Collected data ::

--

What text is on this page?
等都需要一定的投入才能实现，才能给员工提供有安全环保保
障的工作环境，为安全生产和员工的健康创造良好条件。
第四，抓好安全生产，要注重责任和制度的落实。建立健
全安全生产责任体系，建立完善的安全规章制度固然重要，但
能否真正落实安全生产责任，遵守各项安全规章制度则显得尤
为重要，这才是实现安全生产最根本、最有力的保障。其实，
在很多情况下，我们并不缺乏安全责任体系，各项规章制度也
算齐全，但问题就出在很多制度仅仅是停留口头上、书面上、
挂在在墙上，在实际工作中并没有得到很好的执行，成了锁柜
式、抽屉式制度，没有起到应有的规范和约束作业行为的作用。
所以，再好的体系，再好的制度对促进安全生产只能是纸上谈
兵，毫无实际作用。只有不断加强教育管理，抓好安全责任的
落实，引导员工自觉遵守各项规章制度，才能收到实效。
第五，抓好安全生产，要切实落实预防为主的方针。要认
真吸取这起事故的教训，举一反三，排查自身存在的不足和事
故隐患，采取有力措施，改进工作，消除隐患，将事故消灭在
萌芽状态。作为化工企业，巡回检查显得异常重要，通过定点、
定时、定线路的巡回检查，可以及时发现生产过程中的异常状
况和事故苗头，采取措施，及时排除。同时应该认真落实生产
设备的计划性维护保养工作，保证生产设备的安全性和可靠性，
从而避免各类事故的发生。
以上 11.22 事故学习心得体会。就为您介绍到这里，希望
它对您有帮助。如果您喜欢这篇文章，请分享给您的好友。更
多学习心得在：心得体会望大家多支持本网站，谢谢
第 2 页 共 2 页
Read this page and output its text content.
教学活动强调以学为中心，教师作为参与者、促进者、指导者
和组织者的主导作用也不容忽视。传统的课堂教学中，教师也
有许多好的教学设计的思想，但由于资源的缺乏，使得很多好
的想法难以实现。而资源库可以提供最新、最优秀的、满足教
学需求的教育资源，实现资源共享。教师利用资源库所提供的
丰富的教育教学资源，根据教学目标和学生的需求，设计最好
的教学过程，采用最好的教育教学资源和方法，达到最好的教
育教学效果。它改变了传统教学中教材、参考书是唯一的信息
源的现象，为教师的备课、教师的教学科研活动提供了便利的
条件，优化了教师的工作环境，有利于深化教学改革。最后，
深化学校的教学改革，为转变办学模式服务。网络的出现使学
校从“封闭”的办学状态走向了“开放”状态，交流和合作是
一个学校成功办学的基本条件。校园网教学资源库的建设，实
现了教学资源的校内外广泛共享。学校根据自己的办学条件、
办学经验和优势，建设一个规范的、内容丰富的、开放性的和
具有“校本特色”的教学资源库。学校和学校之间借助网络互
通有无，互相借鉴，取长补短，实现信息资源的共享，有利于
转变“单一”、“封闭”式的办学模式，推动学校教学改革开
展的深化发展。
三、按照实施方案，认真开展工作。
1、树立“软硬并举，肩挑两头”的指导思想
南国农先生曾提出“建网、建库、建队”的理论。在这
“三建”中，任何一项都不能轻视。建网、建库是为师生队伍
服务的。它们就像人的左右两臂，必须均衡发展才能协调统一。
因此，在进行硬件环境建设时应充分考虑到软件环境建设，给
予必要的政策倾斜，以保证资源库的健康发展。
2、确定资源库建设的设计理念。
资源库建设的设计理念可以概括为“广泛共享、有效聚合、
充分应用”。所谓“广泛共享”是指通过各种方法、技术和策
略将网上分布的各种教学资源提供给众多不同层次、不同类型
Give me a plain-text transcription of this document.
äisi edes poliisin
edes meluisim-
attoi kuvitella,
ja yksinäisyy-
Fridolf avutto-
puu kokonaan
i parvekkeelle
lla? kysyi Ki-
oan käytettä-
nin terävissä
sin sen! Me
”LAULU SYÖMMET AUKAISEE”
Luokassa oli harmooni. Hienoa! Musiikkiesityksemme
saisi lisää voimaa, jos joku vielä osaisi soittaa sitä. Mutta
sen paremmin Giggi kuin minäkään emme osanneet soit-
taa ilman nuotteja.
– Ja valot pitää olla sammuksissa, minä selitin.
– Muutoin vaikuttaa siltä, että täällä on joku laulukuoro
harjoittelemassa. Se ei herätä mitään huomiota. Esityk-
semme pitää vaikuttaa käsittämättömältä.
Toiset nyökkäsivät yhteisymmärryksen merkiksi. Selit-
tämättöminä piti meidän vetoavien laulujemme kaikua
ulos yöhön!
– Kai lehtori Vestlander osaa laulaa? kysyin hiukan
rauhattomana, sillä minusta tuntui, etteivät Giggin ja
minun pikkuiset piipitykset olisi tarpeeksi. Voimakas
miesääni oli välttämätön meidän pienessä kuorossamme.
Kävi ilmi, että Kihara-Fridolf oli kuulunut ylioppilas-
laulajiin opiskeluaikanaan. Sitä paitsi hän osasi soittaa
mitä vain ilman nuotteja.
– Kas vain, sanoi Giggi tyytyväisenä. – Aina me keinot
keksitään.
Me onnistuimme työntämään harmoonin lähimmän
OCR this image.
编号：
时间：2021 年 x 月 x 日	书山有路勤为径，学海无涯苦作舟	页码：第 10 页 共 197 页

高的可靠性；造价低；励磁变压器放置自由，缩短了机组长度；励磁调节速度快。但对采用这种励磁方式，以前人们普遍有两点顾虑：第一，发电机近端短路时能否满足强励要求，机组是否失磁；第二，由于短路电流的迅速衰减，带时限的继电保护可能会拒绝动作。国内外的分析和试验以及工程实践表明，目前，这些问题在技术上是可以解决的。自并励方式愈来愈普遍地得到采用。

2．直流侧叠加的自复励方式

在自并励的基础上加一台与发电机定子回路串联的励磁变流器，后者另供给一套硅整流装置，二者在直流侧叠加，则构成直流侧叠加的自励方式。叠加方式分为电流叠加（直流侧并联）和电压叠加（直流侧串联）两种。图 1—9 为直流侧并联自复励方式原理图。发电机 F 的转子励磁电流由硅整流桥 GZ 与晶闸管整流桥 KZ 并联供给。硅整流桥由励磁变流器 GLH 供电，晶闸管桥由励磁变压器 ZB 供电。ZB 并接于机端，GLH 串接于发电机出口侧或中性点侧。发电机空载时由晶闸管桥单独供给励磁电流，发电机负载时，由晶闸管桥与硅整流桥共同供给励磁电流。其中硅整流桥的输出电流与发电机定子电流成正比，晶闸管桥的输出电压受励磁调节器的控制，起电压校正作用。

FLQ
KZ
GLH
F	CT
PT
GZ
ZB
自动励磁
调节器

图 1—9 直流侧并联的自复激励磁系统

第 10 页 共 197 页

--

Given problem ::
Reproduce each entry above exactly, keeping every word.

The response ::
What text is on this page?
等都需要一定的投入才能实现，才能给员工提供有安全环保保
障的工作环境，为安全生产和员工的健康创造良好条件。
第四，抓好安全生产，要注重责任和制度的落实。建立健
全安全生产责任体系，建立完善的安全规章制度固然重要，但
能否真正落实安全生产责任，遵守各项安全规章制度则显得尤
为重要，这才是实现安全生产最根本、最有力的保障。其实，
在很多情况下，我们并不缺乏安全责任体系，各项规章制度也
算齐全，但问题就出在很多制度仅仅是停留口头上、书面上、
挂在在墙上，在实际工作中并没有得到很好的执行，成了锁柜
式、抽屉式制度，没有起到应有的规范和约束作业行为的作用。
所以，再好的体系，再好的制度对促进安全生产只能是纸上谈
兵，毫无实际作用。只有不断加强教育管理，抓好安全责任的
落实，引导员工自觉遵守各项规章制度，才能收到实效。
第五，抓好安全生产，要切实落实预防为主的方针。要认
真吸取这起事故的教训，举一反三，排查自身存在的不足和事
故隐患，采取有力措施，改进工作，消除隐患，将事故消灭在
萌芽状态。作为化工企业，巡回检查显得异常重要，通过定点、
定时、定线路的巡回检查，可以及时发现生产过程中的异常状
况和事故苗头，采取措施，及时排除。同时应该认真落实生产
设备的计划性维护保养工作，保证生产设备的安全性和可靠性，
从而避免各类事故的发生。
以上 11.22 事故学习心得体会。就为您介绍到这里，希望
它对您有帮助。如果您喜欢这篇文章，请分享给您的好友。更
多学习心得在：心得体会望大家多支持本网站，谢谢
第 2 页 共 2 页
Read this page and output its text content.
教学活动强调以学为中心，教师作为参与者、促进者、指导者
和组织者的主导作用也不容忽视。传统的课堂教学中，教师也
有许多好的教学设计的思想，但由于资源的缺乏，使得很多好
的想法难以实现。而资源库可以提供最新、最优秀的、满足教
学需求的教育资源，实现资源共享。教师利用资源库所提供的
丰富的教育教学资源，根据教学目标和学生的需求，设计最好
的教学过程，采用最好的教育教学资源和方法，达到最好的教
育教学效果。它改变了传统教学中教材、参考书是唯一的信息
源的现象，为教师的备课、教师的教学科研活动提供了便利的
条件，优化了教师的工作环境，有利于深化教学改革。最后，
深化学校的教学改革，为转变办学模式服务。网络的出现使学
校从“封闭”的办学状态走向了“开放”状态，交流和合作是
一个学校成功办学的基本条件。校园网教学资源库的建设，实
现了教学资源的校内外广泛共享。学校根据自己的办学条件、
办学经验和优势，建设一个规范的、内容丰富的、开放性的和
具有“校本特色”的教学资源库。学校和学校之间借助网络互
通有无，互相借鉴，取长补短，实现信息资源的共享，有利于
转变“单一”、“封闭”式的办学模式，推动学校教学改革开
展的深化发展。
三、按照实施方案，认真开展工作。
1、树立“软硬并举，肩挑两头”的指导思想
南国农先生曾提出“建网、建库、建队”的理论。在这
“三建”中，任何一项都不能轻视。建网、建库是为师生队伍
服务的。它们就像人的左右两臂，必须均衡发展才能协调统一。
因此，在进行硬件环境建设时应充分考虑到软件环境建设，给
予必要的政策倾斜，以保证资源库的健康发展。
2、确定资源库建设的设计理念。
资源库建设的设计理念可以概括为“广泛共享、有效聚合、
充分应用”。所谓“广泛共享”是指通过各种方法、技术和策
略将网上分布的各种教学资源提供给众多不同层次、不同类型
Give me a plain-text transcription of this document.
äisi edes poliisin
edes meluisim-
attoi kuvitella,
ja yksinäisyy-
Fridolf avutto-
puu kokonaan
i parvekkeelle
lla? kysyi Ki-
oan käytettä-
nin terävissä
sin sen! Me
”LAULU SYÖMMET AUKAISEE”
Luokassa oli harmooni. Hienoa! Musiikkiesityksemme
saisi lisää voimaa, jos joku vielä osaisi soittaa sitä. Mutta
sen paremmin Giggi kuin minäkään emme osanneet soit-
taa ilman nuotteja.
– Ja valot pitää olla sammuksissa, minä selitin.
– Muutoin vaikuttaa siltä, että täällä on joku laulukuoro
harjoittelemassa. Se ei herätä mitään huomiota. Esityk-
semme pitää vaikuttaa käsittämättömältä.
Toiset nyökkäsivät yhteisymmärryksen merkiksi. Selit-
tämättöminä piti meidän vetoavien laulujemme kaikua
ulos yöhön!
– Kai lehtori Vestlander osaa laulaa? kysyin hiukan
rauhattomana, sillä minusta tuntui, etteivät Giggin ja
minun pikkuiset piipitykset olisi tarpeeksi. Voimakas
miesääni oli välttämätön meidän pienessä kuorossamme.
Kävi ilmi, että Kihara-Fridolf oli kuulunut ylioppilas-
laulajiin opiskeluaikanaan. Sitä paitsi hän osasi soittaa
mitä vain ilman nuotteja.
– Kas vain, sanoi Giggi tyytyväisenä. – Aina me keinot
keksitään.
Me onnistuimme työntämään harmoonin lähimmän
OCR this image.
编号：
时间：2021 年 x 月 x 日	书山有路勤为径，学海无涯苦作舟	页码：第 10 页 共 197 页

高的可靠性；造价低；励磁变压器放置自由，缩短了机组长度；励磁调节速度快。但对采用这种励磁方式，以前人们普遍有两点顾虑：第一，发电机近端短路时能否满足强励要求，机组是否失磁；第二，由于短路电流的迅速衰减，带时限的继电保护可能会拒绝动作。国内外的分析和试验以及工程实践表明，目前，这些问题在技术上是可以解决的。自并励方式愈来愈普遍地得到采用。

2．直流侧叠加的自复励方式

在自并励的基础上加一台与发电机定子回路串联的励磁变流器，后者另供给一套硅整流装置，二者在直流侧叠加，则构成直流侧叠加的自励方式。叠加方式分为电流叠加（直流侧并联）和电压叠加（直流侧串联）两种。图 1—9 为直流侧并联自复励方式原理图。发电机 F 的转子励磁电流由硅整流桥 GZ 与晶闸管整流桥 KZ 并联供给。硅整流桥由励磁变流器 GLH 供电，晶闸管桥由励磁变压器 ZB 供电。ZB 并接于机端，GLH 串接于发电机出口侧或中性点侧。发电机空载时由晶闸管桥单独供给励磁电流，发电机负载时，由晶闸管桥与硅整流桥共同供给励磁电流。其中硅整流桥的输出电流与发电机定子电流成正比，晶闸管桥的输出电压受励磁调节器的控制，起电压校正作用。

FLQ
KZ
GLH
F	CT
PT
GZ
ZB
自动励磁
调节器

图 1—9 直流侧并联的自复激励磁系统

第 10 页 共 197 页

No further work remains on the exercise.